Short exercise
Write out each line in which the string "グレード" is present.

Records provided
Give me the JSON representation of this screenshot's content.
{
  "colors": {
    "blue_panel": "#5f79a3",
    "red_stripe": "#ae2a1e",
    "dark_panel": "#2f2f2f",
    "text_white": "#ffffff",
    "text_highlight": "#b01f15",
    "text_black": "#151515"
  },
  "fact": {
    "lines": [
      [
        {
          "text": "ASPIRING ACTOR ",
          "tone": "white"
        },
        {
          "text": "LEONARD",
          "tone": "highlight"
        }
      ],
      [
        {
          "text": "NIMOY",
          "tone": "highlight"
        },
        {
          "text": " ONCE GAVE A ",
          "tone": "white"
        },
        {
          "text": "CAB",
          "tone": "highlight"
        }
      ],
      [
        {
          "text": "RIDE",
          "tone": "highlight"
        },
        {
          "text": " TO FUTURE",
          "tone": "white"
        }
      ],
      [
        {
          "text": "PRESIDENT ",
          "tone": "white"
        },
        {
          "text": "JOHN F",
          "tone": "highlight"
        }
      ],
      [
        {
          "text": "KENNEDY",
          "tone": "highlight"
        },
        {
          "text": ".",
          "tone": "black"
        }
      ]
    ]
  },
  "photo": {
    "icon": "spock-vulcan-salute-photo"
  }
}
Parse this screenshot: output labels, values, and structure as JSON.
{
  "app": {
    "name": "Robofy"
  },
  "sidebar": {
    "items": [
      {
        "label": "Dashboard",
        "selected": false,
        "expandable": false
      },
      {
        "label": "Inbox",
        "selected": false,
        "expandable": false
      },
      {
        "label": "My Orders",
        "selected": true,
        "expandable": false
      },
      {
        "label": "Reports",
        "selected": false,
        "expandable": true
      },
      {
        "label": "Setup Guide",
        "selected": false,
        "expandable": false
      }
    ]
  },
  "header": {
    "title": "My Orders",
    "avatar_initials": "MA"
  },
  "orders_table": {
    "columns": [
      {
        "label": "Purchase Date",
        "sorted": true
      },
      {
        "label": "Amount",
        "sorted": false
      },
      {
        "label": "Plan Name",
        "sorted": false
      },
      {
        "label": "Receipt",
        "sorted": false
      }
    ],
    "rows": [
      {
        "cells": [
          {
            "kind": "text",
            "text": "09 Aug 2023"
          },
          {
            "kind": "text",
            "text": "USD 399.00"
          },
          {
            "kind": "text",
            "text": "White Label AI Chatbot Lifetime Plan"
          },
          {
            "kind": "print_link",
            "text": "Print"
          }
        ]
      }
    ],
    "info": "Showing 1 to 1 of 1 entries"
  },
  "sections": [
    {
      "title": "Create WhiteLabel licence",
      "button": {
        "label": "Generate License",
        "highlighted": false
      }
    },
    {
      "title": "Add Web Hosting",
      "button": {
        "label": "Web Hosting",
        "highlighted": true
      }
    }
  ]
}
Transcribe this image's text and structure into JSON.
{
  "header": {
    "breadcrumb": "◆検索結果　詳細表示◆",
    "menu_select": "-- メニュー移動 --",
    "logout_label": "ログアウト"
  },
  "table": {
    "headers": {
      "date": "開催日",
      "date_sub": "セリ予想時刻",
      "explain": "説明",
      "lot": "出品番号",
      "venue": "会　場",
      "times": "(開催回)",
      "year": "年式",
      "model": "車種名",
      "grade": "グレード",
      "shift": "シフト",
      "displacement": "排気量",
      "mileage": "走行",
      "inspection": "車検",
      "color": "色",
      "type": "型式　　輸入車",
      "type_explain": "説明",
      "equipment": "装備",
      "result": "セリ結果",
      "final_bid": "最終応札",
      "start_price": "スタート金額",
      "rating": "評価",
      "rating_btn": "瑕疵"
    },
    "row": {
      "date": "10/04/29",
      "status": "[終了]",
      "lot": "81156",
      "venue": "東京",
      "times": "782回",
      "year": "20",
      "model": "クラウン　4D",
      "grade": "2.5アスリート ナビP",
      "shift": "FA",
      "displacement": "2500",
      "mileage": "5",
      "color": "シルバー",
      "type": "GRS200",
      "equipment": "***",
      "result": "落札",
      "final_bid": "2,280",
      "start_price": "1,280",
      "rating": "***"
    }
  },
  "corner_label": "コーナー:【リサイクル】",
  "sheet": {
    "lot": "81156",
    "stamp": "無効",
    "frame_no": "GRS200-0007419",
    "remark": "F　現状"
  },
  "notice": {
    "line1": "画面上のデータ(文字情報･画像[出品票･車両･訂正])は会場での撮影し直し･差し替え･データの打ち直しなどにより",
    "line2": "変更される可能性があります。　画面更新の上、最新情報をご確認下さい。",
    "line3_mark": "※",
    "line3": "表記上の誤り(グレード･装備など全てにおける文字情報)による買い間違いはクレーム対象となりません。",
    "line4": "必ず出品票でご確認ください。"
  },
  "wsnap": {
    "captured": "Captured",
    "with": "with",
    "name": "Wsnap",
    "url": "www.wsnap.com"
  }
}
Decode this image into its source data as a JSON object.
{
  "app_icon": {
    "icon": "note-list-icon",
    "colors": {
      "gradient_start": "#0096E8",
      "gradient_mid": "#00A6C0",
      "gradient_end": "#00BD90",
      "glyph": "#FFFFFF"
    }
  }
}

Result below
      "grade": "グレード",
    "line3": "表記上の誤り(グレード･装備など全てにおける文字情報)による買い間違いはクレーム対象となりません。",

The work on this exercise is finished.